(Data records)
---
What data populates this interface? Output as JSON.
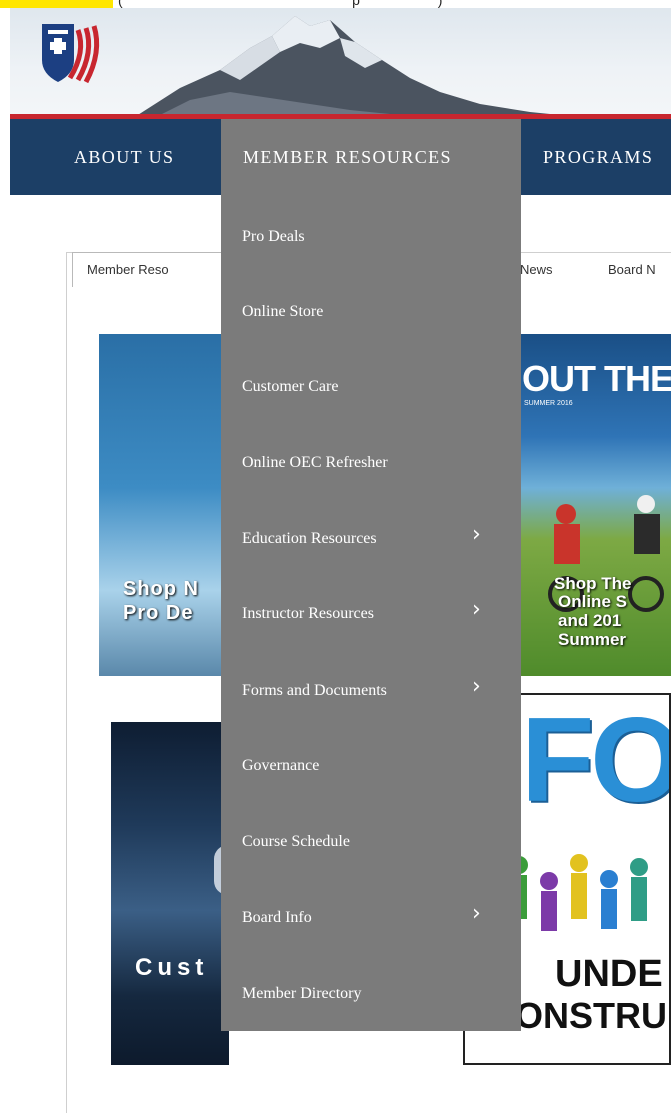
{
  "top_strip": {
    "fragment": "(                                                           p                    )"
  },
  "nav": {
    "items": [
      {
        "label": "ABOUT US"
      },
      {
        "label": "MEMBER RESOURCES"
      },
      {
        "label": "PROGRAMS"
      }
    ]
  },
  "tabs": [
    {
      "label": "Member Reso"
    },
    {
      "label": "News"
    },
    {
      "label": "Board N"
    }
  ],
  "dropdown": {
    "items": [
      {
        "label": "Pro Deals",
        "has_submenu": false
      },
      {
        "label": "Online Store",
        "has_submenu": false
      },
      {
        "label": "Customer Care",
        "has_submenu": false
      },
      {
        "label": "Online OEC Refresher",
        "has_submenu": false
      },
      {
        "label": "Education Resources",
        "has_submenu": true
      },
      {
        "label": "Instructor Resources",
        "has_submenu": true
      },
      {
        "label": "Forms and Documents",
        "has_submenu": true
      },
      {
        "label": "Governance",
        "has_submenu": false
      },
      {
        "label": "Course Schedule",
        "has_submenu": false
      },
      {
        "label": "Board Info",
        "has_submenu": true
      },
      {
        "label": "Member Directory",
        "has_submenu": false
      }
    ],
    "chevron": "›"
  },
  "tiles": {
    "pro_deals": {
      "line1": "Shop N",
      "line2": "Pro De"
    },
    "online_store": {
      "headline": "OUT THERE",
      "season": "SUMMER 2016",
      "line1": "Shop The",
      "line2": "Online S",
      "line3": "and 201",
      "line4": "Summer"
    },
    "customer_care": {
      "text": "Cust"
    },
    "forms": {
      "big": "FOI",
      "line1": "UNDE",
      "line2": "ONSTRU"
    }
  },
  "colors": {
    "nav_bg": "#1c3f66",
    "dropdown_bg": "#7b7b7b",
    "accent_red": "#c8262f",
    "highlight": "#ffe600"
  }
}
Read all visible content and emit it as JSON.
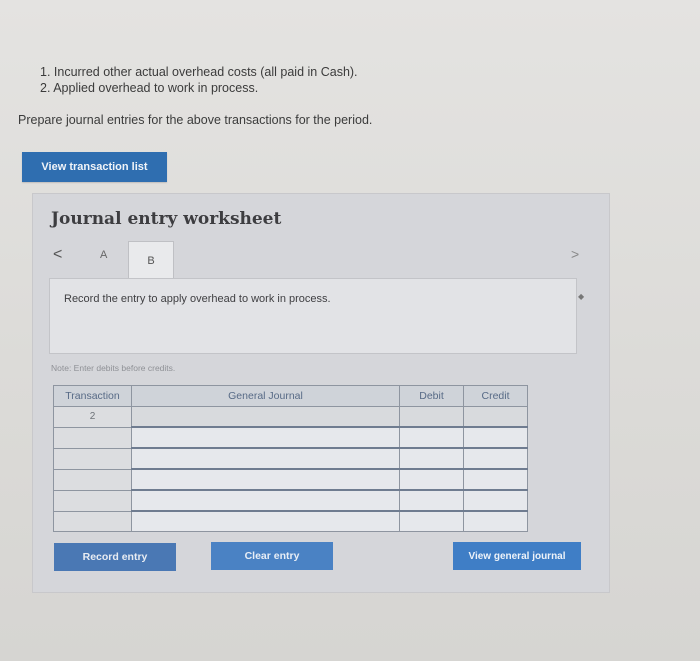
---
Exercise directions:
Your task is to set down the records shown above exactly, minus any pictures.

Output for this task:
What data populates this interface? Output as JSON.
{
  "top_strip": {
    "fragment": "(                                                           p                    )"
  },
  "nav": {
    "items": [
      {
        "label": "ABOUT US"
      },
      {
        "label": "MEMBER RESOURCES"
      },
      {
        "label": "PROGRAMS"
      }
    ]
  },
  "tabs": [
    {
      "label": "Member Reso"
    },
    {
      "label": "News"
    },
    {
      "label": "Board N"
    }
  ],
  "dropdown": {
    "items": [
      {
        "label": "Pro Deals",
        "has_submenu": false
      },
      {
        "label": "Online Store",
        "has_submenu": false
      },
      {
        "label": "Customer Care",
        "has_submenu": false
      },
      {
        "label": "Online OEC Refresher",
        "has_submenu": false
      },
      {
        "label": "Education Resources",
        "has_submenu": true
      },
      {
        "label": "Instructor Resources",
        "has_submenu": true
      },
      {
        "label": "Forms and Documents",
        "has_submenu": true
      },
      {
        "label": "Governance",
        "has_submenu": false
      },
      {
        "label": "Course Schedule",
        "has_submenu": false
      },
      {
        "label": "Board Info",
        "has_submenu": true
      },
      {
        "label": "Member Directory",
        "has_submenu": false
      }
    ],
    "chevron": "›"
  },
  "tiles": {
    "pro_deals": {
      "line1": "Shop N",
      "line2": "Pro De"
    },
    "online_store": {
      "headline": "OUT THERE",
      "season": "SUMMER 2016",
      "line1": "Shop The",
      "line2": "Online S",
      "line3": "and 201",
      "line4": "Summer"
    },
    "customer_care": {
      "text": "Cust"
    },
    "forms": {
      "big": "FOI",
      "line1": "UNDE",
      "line2": "ONSTRU"
    }
  },
  "colors": {
    "nav_bg": "#1c3f66",
    "dropdown_bg": "#7b7b7b",
    "accent_red": "#c8262f",
    "highlight": "#ffe600"
  }
}
Read all visible content and emit it as JSON.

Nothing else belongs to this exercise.